**AIM:**
Using the entries that follow, collect the lines where the word "cosx" appears.

**STORED ROWS:**
■ ■ ■ ■ ■
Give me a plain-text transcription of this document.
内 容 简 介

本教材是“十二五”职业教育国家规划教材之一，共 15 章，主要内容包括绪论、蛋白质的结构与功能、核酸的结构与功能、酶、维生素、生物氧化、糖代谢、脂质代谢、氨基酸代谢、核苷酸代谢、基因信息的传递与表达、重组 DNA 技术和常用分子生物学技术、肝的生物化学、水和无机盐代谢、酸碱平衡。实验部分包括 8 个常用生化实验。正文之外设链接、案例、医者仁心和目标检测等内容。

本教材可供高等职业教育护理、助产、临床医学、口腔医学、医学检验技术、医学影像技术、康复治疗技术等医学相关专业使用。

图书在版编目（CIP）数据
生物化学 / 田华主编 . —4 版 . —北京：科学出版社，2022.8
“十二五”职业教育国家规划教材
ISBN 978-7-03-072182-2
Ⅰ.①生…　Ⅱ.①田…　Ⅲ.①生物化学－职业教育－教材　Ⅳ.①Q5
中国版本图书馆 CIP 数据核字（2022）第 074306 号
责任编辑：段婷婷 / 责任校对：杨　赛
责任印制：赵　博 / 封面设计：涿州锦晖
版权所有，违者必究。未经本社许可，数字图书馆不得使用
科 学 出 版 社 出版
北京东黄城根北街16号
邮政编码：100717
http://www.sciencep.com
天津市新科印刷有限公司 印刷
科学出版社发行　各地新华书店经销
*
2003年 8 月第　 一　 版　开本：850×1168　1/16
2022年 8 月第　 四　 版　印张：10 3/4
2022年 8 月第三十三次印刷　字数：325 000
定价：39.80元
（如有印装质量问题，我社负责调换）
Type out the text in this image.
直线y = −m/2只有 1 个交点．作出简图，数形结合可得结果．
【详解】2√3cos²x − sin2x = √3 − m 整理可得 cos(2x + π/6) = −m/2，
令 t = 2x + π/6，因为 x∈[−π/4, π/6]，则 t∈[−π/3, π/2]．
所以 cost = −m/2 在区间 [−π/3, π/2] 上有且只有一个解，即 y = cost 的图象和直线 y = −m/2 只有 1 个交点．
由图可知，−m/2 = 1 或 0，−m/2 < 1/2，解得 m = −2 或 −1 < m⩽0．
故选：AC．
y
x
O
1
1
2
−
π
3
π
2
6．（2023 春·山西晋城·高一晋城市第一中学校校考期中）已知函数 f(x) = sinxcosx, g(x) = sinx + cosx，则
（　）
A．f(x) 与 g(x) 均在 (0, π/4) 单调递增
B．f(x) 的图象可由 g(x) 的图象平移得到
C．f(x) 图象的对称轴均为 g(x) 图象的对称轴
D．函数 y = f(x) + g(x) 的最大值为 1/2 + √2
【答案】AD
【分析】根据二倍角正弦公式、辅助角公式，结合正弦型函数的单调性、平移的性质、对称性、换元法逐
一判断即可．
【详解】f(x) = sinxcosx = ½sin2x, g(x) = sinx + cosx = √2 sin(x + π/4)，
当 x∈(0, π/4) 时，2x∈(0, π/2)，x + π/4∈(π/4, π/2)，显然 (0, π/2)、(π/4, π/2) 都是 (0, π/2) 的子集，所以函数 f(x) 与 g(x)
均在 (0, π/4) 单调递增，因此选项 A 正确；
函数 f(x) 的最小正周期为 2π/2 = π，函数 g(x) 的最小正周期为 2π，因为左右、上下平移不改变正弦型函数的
■ ■ ■ ■ ■
**EXERCISE ANSWER:**
6．（2023 春·山西晋城·高一晋城市第一中学校校考期中）已知函数 f(x) = sinxcosx, g(x) = sinx + cosx，则
【详解】f(x) = sinxcosx = ½sin2x, g(x) = sinx + cosx = √2 sin(x + π/4)，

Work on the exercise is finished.